Page extract -
Baker said he was “beginning the conversations” about what story he wants to tell and who he wants to tell it with, a line that matters because it suggests more than a celebrity side project. He is not talking about slapping his name on a box and calling it a day. He is talking about authorship, about building something from the ground up after a career spent inside other people’s worlds.

The clearest model in front of him is Abubakar Salim. Salim founded Surgent Studios in 2019, and his debut game, Tales of Kenzera: ZAU, launched on April 23, 2024 through EA Originals. Salim has described that game as deeply personal, shaped by grief after the death of his father, and Baker has pointed to that path as proof that an actor can become a creator with real ownership of the work. Salim even joked to Baker, “Don’t do it,” a warning that sounds half like camaraderie and half like a knowing nod to how hard game development can be.

That warning is not empty. Baker has spent enough time around the industry’s biggest creative names to understand the scale of what he would be taking on. He name-checked Ken Levine, Hideo Kojima, Neil Druckmann, Todd Howard, and Vince Zampella as people he has learned from, a list that spans prestige narrative design, blockbuster worldbuilding, and studio leadership. Baker’s interest in making a game of his own suggests he has been studying not just performances, but the machinery behind them.

He also said he does not want to rush the process and wants the finished project to be high-caliber. That is the line that keeps this from reading like a vanity announcement. Baker is not pitching a quick celebrity collaboration or a cameo-laden marketing stunt. He is signaling patience, and in an industry where actor-to-developer moves are still relatively rare, patience is often what separates a novelty from a serious new studio voice.

Baker’s profile makes the idea even more striking. After voicing one of the medium’s most legendary characters in Indiana Jones and the Great Circle, he is now considering whether the next step is not another performance at all, but ownership of the idea itself. If he follows through, he would join a small but growing group of talent who are no longer content to help tell games. They want to make them.

What this exercise asks -
(a) In the piece on Baker's interest in making a game, when did Tales of Kenzera: ZAU launch?
(b) Reproduce everything in the piece on Baker's game ambitions from "Baker said he" down to "other people’s worlds.", putting "creative control" in place of "authorship".

Source data -
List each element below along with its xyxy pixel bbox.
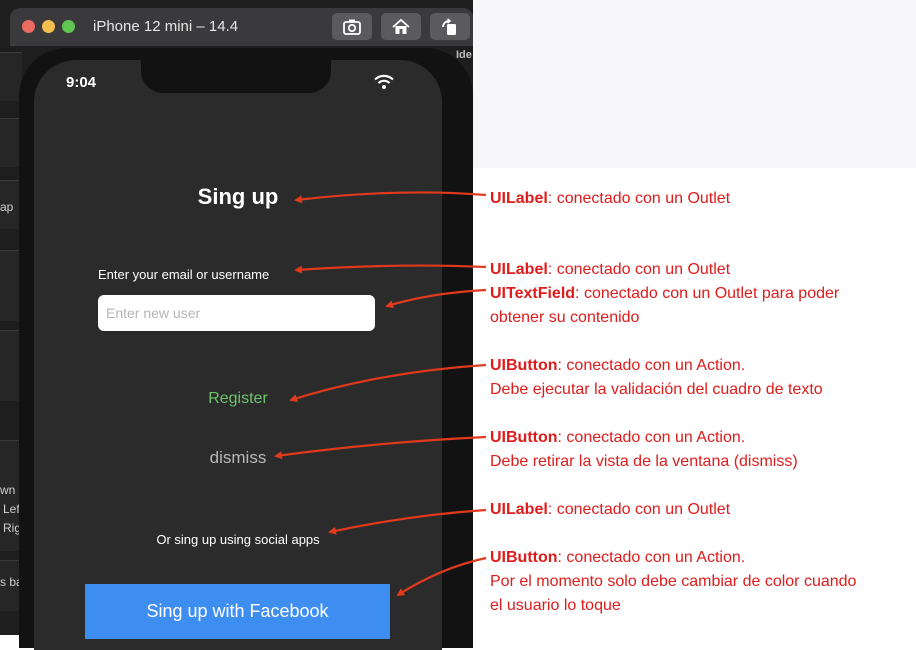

Outputs by task -
(a) April 23, 2024, through EA Originals.

(b)
Baker said he was “beginning the conversations” about what story he wants to tell and who he wants to tell it with, a line that matters because it suggests more than a celebrity side project. He is not talking about slapping his name on a box and calling it a day. He is talking about creative control, about building something from the ground up after a career spent inside other people’s worlds.